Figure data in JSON
•••
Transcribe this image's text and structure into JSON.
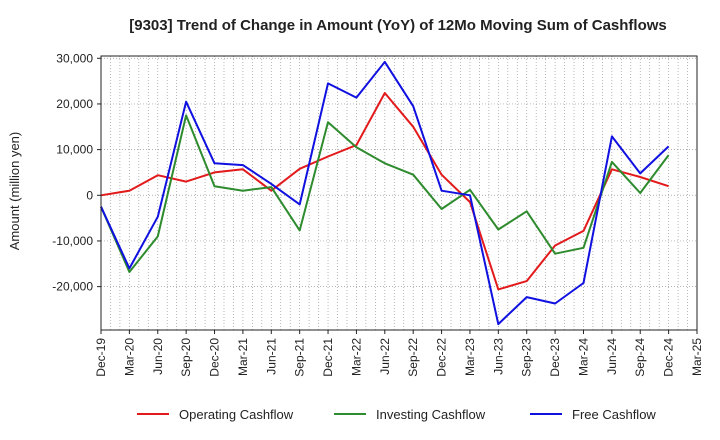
{
  "chart_data": {
    "type": "line",
    "title": "[9303]  Trend of Change in Amount (YoY) of 12Mo Moving Sum of Cashflows",
    "xlabel": "",
    "ylabel": "Amount (million yen)",
    "ylim": [
      -29500,
      30500
    ],
    "yticks": [
      30000,
      20000,
      10000,
      0,
      -10000,
      -20000
    ],
    "ytick_labels": [
      "30,000",
      "20,000",
      "10,000",
      "0",
      "-10,000",
      "-20,000"
    ],
    "grid": true,
    "legend_position": "bottom",
    "categories": [
      "Dec-19",
      "Mar-20",
      "Jun-20",
      "Sep-20",
      "Dec-20",
      "Mar-21",
      "Jun-21",
      "Sep-21",
      "Dec-21",
      "Mar-22",
      "Jun-22",
      "Sep-22",
      "Dec-22",
      "Mar-23",
      "Jun-23",
      "Sep-23",
      "Dec-23",
      "Mar-24",
      "Jun-24",
      "Sep-24",
      "Dec-24",
      "Mar-25"
    ],
    "series": [
      {
        "name": "Operating Cashflow",
        "color": "#e31a1c",
        "values": [
          0,
          1000,
          4400,
          3000,
          5000,
          5700,
          1000,
          5800,
          8500,
          11000,
          22400,
          15000,
          4500,
          -1500,
          -20600,
          -18800,
          -11000,
          -7800,
          5700,
          4000,
          2000,
          null
        ]
      },
      {
        "name": "Investing Cashflow",
        "color": "#2e8b2e",
        "values": [
          -2500,
          -16800,
          -9000,
          17500,
          2000,
          1000,
          1800,
          -7700,
          16000,
          10500,
          7000,
          4500,
          -3000,
          1200,
          -7500,
          -3500,
          -12800,
          -11500,
          7300,
          500,
          8800,
          null
        ]
      },
      {
        "name": "Free Cashflow",
        "color": "#1010e0",
        "values": [
          -2500,
          -16000,
          -4700,
          20500,
          7000,
          6600,
          2500,
          -2000,
          24500,
          21400,
          29200,
          19500,
          1000,
          0,
          -28200,
          -22300,
          -23700,
          -19200,
          12900,
          4800,
          10700,
          null
        ]
      }
    ]
  }
}
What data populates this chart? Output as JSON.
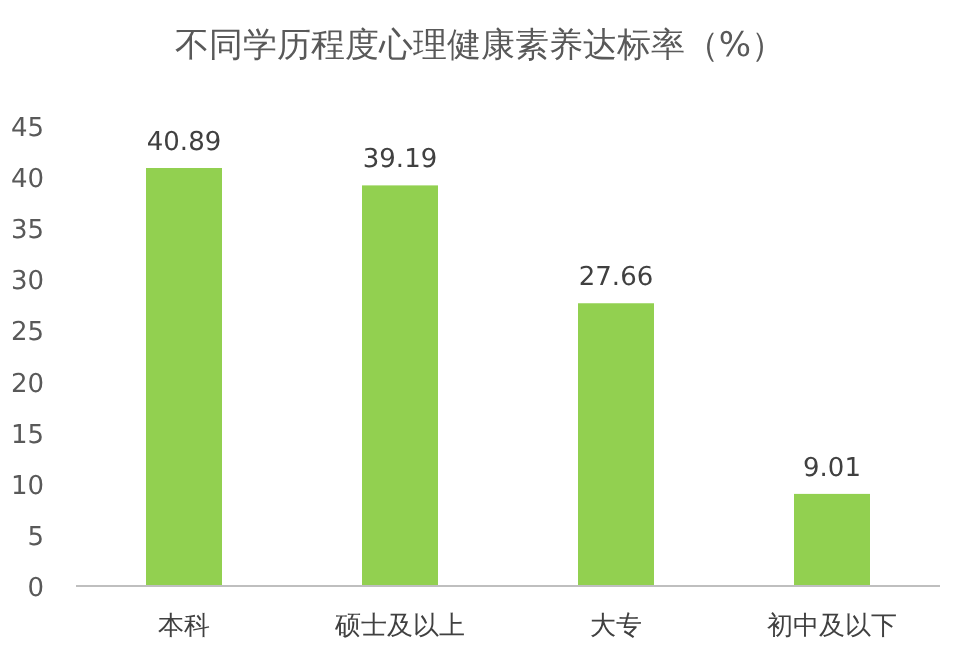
{
  "chart_data": {
    "type": "bar",
    "title": "不同学历程度心理健康素养达标率（%）",
    "categories": [
      "本科",
      "硕士及以上",
      "大专",
      "初中及以下"
    ],
    "values": [
      40.89,
      39.19,
      27.66,
      9.01
    ],
    "color": "#92d050",
    "ylim": [
      0,
      45
    ],
    "yticks": [
      0,
      5,
      10,
      15,
      20,
      25,
      30,
      35,
      40,
      45
    ],
    "data_labels": true
  }
}
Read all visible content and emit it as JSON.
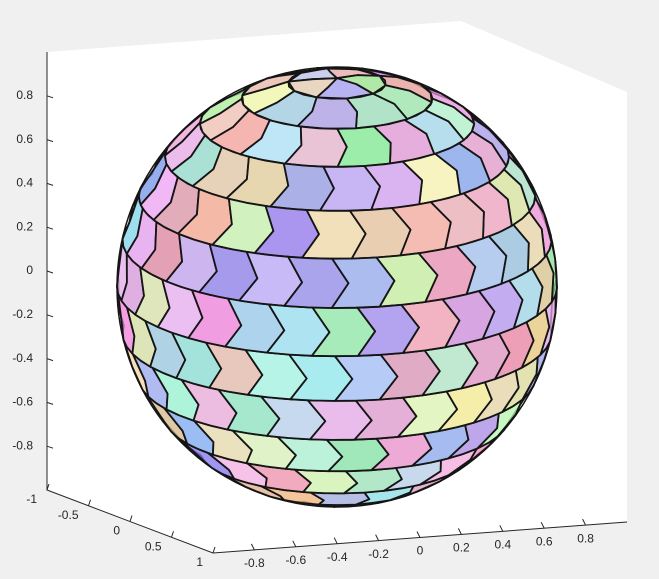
{
  "chart_data": {
    "type": "voronoi-sphere",
    "xlim": [
      -1,
      1
    ],
    "ylim": [
      -1,
      1
    ],
    "zlim": [
      -1,
      1
    ],
    "xticks": [
      -1,
      -0.5,
      0,
      0.5,
      1
    ],
    "yticks": [
      -0.8,
      -0.6,
      -0.4,
      -0.2,
      0,
      0.2,
      0.4,
      0.6,
      0.8
    ],
    "zticks": [
      -0.8,
      -0.6,
      -0.4,
      -0.2,
      0,
      0.2,
      0.4,
      0.6,
      0.8
    ]
  }
}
•••
Brief
Your task is to retype all the entries exactly and leave out any pictures.

Solved exercise
Transcribe this image's text and structure into JSON.
{
  "chart_data": {
    "type": "line",
    "title": "[9303]  Trend of Change in Amount (YoY) of 12Mo Moving Sum of Cashflows",
    "xlabel": "",
    "ylabel": "Amount (million yen)",
    "ylim": [
      -29500,
      30500
    ],
    "yticks": [
      30000,
      20000,
      10000,
      0,
      -10000,
      -20000
    ],
    "ytick_labels": [
      "30,000",
      "20,000",
      "10,000",
      "0",
      "-10,000",
      "-20,000"
    ],
    "grid": true,
    "legend_position": "bottom",
    "categories": [
      "Dec-19",
      "Mar-20",
      "Jun-20",
      "Sep-20",
      "Dec-20",
      "Mar-21",
      "Jun-21",
      "Sep-21",
      "Dec-21",
      "Mar-22",
      "Jun-22",
      "Sep-22",
      "Dec-22",
      "Mar-23",
      "Jun-23",
      "Sep-23",
      "Dec-23",
      "Mar-24",
      "Jun-24",
      "Sep-24",
      "Dec-24",
      "Mar-25"
    ],
    "series": [
      {
        "name": "Operating Cashflow",
        "color": "#e31a1c",
        "values": [
          0,
          1000,
          4400,
          3000,
          5000,
          5700,
          1000,
          5800,
          8500,
          11000,
          22400,
          15000,
          4500,
          -1500,
          -20600,
          -18800,
          -11000,
          -7800,
          5700,
          4000,
          2000,
          null
        ]
      },
      {
        "name": "Investing Cashflow",
        "color": "#2e8b2e",
        "values": [
          -2500,
          -16800,
          -9000,
          17500,
          2000,
          1000,
          1800,
          -7700,
          16000,
          10500,
          7000,
          4500,
          -3000,
          1200,
          -7500,
          -3500,
          -12800,
          -11500,
          7300,
          500,
          8800,
          null
        ]
      },
      {
        "name": "Free Cashflow",
        "color": "#1010e0",
        "values": [
          -2500,
          -16000,
          -4700,
          20500,
          7000,
          6600,
          2500,
          -2000,
          24500,
          21400,
          29200,
          19500,
          1000,
          0,
          -28200,
          -22300,
          -23700,
          -19200,
          12900,
          4800,
          10700,
          null
        ]
      }
    ]
  }
}
What data populates this chart? Output as JSON.
{
  "chart_data": {
    "type": "bar",
    "title": "不同学历程度心理健康素养达标率（%）",
    "categories": [
      "本科",
      "硕士及以上",
      "大专",
      "初中及以下"
    ],
    "values": [
      40.89,
      39.19,
      27.66,
      9.01
    ],
    "color": "#92d050",
    "ylim": [
      0,
      45
    ],
    "yticks": [
      0,
      5,
      10,
      15,
      20,
      25,
      30,
      35,
      40,
      45
    ],
    "data_labels": true
  }
}
Read all visible content and emit it as JSON.
{
  "chart_data": {
    "type": "voronoi-sphere",
    "xlim": [
      -1,
      1
    ],
    "ylim": [
      -1,
      1
    ],
    "zlim": [
      -1,
      1
    ],
    "xticks": [
      -1,
      -0.5,
      0,
      0.5,
      1
    ],
    "yticks": [
      -0.8,
      -0.6,
      -0.4,
      -0.2,
      0,
      0.2,
      0.4,
      0.6,
      0.8
    ],
    "zticks": [
      -0.8,
      -0.6,
      -0.4,
      -0.2,
      0,
      0.2,
      0.4,
      0.6,
      0.8
    ]
  }
}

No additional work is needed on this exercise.